## Figure collection entries
☆ ☆ ☆ ☆ ☆ ☆ ☆

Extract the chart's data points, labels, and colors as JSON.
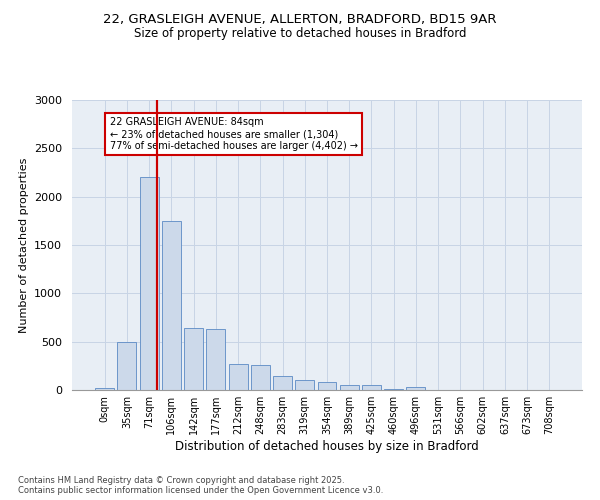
{
  "title_line1": "22, GRASLEIGH AVENUE, ALLERTON, BRADFORD, BD15 9AR",
  "title_line2": "Size of property relative to detached houses in Bradford",
  "xlabel": "Distribution of detached houses by size in Bradford",
  "ylabel": "Number of detached properties",
  "categories": [
    "0sqm",
    "35sqm",
    "71sqm",
    "106sqm",
    "142sqm",
    "177sqm",
    "212sqm",
    "248sqm",
    "283sqm",
    "319sqm",
    "354sqm",
    "389sqm",
    "425sqm",
    "460sqm",
    "496sqm",
    "531sqm",
    "566sqm",
    "602sqm",
    "637sqm",
    "673sqm",
    "708sqm"
  ],
  "values": [
    20,
    500,
    2200,
    1750,
    640,
    630,
    270,
    255,
    140,
    100,
    80,
    55,
    50,
    10,
    30,
    5,
    2,
    0,
    0,
    0,
    0
  ],
  "bar_color": "#ccd9ea",
  "bar_edge_color": "#5b8ac5",
  "grid_color": "#c8d4e5",
  "background_color": "#e8eef5",
  "red_line_color": "#cc0000",
  "annotation_text": "22 GRASLEIGH AVENUE: 84sqm\n← 23% of detached houses are smaller (1,304)\n77% of semi-detached houses are larger (4,402) →",
  "annotation_box_color": "#cc0000",
  "ylim": [
    0,
    3000
  ],
  "yticks": [
    0,
    500,
    1000,
    1500,
    2000,
    2500,
    3000
  ],
  "footer_line1": "Contains HM Land Registry data © Crown copyright and database right 2025.",
  "footer_line2": "Contains public sector information licensed under the Open Government Licence v3.0."
}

☆ ☆ ☆ ☆ ☆ ☆ ☆

## Required task
Output a faithful copy of the data, with each picture left out.

## Final result
Extract the chart's data points, labels, and colors as JSON.
{
  "title_line1": "22, GRASLEIGH AVENUE, ALLERTON, BRADFORD, BD15 9AR",
  "title_line2": "Size of property relative to detached houses in Bradford",
  "xlabel": "Distribution of detached houses by size in Bradford",
  "ylabel": "Number of detached properties",
  "categories": [
    "0sqm",
    "35sqm",
    "71sqm",
    "106sqm",
    "142sqm",
    "177sqm",
    "212sqm",
    "248sqm",
    "283sqm",
    "319sqm",
    "354sqm",
    "389sqm",
    "425sqm",
    "460sqm",
    "496sqm",
    "531sqm",
    "566sqm",
    "602sqm",
    "637sqm",
    "673sqm",
    "708sqm"
  ],
  "values": [
    20,
    500,
    2200,
    1750,
    640,
    630,
    270,
    255,
    140,
    100,
    80,
    55,
    50,
    10,
    30,
    5,
    2,
    0,
    0,
    0,
    0
  ],
  "bar_color": "#ccd9ea",
  "bar_edge_color": "#5b8ac5",
  "grid_color": "#c8d4e5",
  "background_color": "#e8eef5",
  "red_line_color": "#cc0000",
  "annotation_text": "22 GRASLEIGH AVENUE: 84sqm\n← 23% of detached houses are smaller (1,304)\n77% of semi-detached houses are larger (4,402) →",
  "annotation_box_color": "#cc0000",
  "ylim": [
    0,
    3000
  ],
  "yticks": [
    0,
    500,
    1000,
    1500,
    2000,
    2500,
    3000
  ],
  "footer_line1": "Contains HM Land Registry data © Crown copyright and database right 2025.",
  "footer_line2": "Contains public sector information licensed under the Open Government Licence v3.0."
}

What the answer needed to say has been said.